>> BEGIN

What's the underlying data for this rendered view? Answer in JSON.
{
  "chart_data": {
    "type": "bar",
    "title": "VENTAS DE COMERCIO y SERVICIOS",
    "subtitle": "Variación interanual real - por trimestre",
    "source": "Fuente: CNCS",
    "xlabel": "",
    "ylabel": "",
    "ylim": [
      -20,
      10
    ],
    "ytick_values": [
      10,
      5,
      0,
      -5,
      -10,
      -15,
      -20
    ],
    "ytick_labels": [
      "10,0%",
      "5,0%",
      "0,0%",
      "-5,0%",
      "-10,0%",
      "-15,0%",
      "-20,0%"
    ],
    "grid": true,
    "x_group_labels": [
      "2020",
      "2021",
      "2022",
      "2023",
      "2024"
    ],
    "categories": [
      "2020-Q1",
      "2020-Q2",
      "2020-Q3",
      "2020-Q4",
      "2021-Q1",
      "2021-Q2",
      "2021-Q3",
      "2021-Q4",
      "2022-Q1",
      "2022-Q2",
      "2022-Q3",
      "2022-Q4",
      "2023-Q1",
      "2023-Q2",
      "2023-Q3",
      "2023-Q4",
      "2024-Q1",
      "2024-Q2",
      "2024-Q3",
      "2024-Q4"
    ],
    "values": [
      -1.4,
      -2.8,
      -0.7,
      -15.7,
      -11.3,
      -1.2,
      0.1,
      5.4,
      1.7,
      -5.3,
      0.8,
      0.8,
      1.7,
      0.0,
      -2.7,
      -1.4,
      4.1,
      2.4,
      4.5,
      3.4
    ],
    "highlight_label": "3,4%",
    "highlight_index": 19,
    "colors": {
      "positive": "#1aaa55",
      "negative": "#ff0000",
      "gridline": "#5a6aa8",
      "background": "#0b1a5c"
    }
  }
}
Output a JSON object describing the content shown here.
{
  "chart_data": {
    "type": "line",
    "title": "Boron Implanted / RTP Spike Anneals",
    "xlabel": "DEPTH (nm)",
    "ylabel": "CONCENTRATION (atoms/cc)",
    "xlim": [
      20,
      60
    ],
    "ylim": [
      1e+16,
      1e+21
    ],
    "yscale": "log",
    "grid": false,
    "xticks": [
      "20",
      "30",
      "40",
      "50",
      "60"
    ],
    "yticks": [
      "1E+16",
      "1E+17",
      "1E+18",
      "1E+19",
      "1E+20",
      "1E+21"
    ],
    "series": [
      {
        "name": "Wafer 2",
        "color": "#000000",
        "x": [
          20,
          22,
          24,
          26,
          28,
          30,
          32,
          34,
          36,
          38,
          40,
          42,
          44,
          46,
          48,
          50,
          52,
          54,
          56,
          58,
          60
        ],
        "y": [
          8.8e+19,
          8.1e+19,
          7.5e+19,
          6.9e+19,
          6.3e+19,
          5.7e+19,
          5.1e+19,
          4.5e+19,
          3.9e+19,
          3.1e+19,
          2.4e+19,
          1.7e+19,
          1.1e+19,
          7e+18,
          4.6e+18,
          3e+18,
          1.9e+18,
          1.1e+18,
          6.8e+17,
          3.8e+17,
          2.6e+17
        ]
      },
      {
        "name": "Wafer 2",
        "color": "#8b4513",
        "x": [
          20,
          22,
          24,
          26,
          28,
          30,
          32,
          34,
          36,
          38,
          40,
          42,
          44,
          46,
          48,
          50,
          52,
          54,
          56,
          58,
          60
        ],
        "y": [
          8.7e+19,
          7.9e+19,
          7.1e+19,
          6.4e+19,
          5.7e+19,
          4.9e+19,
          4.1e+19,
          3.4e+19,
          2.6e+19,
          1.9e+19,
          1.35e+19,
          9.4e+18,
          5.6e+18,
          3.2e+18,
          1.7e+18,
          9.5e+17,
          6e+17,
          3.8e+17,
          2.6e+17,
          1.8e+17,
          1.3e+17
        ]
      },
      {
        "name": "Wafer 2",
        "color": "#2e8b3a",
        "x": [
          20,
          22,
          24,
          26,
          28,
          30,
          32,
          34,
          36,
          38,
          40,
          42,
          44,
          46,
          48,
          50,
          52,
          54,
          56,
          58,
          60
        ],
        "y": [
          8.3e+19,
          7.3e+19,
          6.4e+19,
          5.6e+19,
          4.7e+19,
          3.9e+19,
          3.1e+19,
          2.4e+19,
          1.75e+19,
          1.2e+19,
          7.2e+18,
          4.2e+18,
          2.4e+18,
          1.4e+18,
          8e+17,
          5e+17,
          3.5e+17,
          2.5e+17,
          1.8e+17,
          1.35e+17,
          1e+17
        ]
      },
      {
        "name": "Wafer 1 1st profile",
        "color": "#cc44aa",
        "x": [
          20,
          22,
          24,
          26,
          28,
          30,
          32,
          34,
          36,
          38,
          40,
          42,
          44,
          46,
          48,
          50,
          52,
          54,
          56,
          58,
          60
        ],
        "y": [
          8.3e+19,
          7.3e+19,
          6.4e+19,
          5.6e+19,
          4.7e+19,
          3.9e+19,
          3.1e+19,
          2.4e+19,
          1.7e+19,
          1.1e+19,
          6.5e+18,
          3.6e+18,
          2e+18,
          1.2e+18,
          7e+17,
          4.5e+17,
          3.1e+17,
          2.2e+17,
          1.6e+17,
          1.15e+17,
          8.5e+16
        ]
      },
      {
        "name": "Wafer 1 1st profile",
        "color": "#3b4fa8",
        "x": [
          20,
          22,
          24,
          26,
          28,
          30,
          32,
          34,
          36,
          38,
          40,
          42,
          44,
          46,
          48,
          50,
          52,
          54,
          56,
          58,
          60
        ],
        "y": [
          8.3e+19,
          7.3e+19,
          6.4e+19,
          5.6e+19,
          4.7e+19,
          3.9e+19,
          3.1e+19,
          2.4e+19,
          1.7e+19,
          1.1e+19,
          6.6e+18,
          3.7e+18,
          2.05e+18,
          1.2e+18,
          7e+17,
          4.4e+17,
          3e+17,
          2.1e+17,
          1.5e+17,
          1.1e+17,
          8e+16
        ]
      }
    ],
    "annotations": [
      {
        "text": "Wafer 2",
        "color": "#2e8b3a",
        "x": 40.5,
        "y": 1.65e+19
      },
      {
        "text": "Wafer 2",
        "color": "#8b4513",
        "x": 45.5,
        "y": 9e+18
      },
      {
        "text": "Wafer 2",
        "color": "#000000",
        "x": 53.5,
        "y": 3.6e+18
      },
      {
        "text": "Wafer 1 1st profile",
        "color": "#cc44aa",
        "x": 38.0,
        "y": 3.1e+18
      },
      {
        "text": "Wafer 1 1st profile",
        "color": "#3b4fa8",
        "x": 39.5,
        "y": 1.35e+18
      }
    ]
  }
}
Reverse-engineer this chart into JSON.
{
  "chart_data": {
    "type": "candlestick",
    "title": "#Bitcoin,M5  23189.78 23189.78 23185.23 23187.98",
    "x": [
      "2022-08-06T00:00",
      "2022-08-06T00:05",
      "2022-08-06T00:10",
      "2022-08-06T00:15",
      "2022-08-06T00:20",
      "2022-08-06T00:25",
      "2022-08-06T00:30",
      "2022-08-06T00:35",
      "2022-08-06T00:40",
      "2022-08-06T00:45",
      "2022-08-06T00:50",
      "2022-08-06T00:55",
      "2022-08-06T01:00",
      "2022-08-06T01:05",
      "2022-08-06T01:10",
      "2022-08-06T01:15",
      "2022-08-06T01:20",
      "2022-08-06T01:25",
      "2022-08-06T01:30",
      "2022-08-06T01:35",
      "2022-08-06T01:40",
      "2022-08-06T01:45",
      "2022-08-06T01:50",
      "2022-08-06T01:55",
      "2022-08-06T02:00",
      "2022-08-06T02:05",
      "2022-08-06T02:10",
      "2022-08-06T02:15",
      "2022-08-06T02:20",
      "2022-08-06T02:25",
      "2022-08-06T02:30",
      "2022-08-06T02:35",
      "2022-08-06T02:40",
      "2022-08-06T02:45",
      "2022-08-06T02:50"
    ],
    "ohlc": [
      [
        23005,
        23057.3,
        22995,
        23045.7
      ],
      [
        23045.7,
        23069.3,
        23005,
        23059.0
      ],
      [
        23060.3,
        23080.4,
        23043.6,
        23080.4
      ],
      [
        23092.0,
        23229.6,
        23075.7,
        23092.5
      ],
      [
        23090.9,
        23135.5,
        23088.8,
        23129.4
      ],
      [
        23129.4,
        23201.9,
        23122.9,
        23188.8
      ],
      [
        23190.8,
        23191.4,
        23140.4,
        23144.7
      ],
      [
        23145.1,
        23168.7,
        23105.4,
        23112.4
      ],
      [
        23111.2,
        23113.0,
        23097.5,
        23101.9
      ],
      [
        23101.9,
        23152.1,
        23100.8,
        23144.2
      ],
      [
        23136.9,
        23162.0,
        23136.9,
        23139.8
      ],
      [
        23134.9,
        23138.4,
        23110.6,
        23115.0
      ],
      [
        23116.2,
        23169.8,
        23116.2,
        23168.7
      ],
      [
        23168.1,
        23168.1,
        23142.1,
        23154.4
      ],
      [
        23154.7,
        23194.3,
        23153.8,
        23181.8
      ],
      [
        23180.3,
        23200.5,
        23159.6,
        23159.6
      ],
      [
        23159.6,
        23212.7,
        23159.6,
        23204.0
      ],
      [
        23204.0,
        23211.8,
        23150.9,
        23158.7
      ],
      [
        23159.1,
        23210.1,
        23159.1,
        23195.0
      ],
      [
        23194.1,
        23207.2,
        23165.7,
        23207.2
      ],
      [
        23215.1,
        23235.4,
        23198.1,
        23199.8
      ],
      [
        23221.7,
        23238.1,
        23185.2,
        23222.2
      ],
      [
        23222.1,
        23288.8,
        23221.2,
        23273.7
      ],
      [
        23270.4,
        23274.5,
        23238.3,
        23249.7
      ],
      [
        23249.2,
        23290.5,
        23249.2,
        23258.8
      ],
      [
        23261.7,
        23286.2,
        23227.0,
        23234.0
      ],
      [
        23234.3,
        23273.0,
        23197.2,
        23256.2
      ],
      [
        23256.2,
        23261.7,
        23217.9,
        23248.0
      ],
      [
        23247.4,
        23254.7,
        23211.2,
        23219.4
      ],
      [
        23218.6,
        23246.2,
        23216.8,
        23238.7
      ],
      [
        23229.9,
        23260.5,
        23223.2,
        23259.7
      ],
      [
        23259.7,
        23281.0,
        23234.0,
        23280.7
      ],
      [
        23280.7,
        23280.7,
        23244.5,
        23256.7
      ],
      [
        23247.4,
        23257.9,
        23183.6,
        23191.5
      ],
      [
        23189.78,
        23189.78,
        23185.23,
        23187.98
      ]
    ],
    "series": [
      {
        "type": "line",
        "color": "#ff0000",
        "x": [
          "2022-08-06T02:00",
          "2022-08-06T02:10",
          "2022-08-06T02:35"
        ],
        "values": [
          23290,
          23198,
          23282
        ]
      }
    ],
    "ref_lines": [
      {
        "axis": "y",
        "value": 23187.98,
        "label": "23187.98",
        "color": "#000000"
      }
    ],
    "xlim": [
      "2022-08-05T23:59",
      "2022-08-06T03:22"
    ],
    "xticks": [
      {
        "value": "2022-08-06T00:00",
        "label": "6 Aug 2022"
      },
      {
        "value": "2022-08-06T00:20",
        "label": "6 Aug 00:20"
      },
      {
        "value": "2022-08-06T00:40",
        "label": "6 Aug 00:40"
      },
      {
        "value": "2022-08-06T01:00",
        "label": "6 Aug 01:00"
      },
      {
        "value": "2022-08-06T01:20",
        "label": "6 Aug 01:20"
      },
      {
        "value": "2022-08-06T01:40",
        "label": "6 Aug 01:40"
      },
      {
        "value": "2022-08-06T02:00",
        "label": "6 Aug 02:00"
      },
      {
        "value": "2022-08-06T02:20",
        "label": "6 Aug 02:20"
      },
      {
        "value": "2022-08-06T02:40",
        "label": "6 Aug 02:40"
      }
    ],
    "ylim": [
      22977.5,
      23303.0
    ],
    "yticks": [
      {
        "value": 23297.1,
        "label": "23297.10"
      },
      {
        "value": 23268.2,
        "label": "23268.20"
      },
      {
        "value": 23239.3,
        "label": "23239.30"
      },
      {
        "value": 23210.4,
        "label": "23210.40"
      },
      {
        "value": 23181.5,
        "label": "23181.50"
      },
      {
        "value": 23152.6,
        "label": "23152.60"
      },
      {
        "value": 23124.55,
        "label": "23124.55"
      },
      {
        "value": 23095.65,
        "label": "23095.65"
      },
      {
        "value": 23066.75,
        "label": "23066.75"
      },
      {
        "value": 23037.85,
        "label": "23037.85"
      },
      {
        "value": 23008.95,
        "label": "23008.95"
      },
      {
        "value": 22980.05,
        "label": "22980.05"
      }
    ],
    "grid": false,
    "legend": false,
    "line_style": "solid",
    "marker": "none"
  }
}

>> END

## What is being asked
Return only those lines of the records that contain the string "ylabel".

## Answer to the task
    "ylabel": "",
    "ylabel": "CONCENTRATION (atoms/cc)",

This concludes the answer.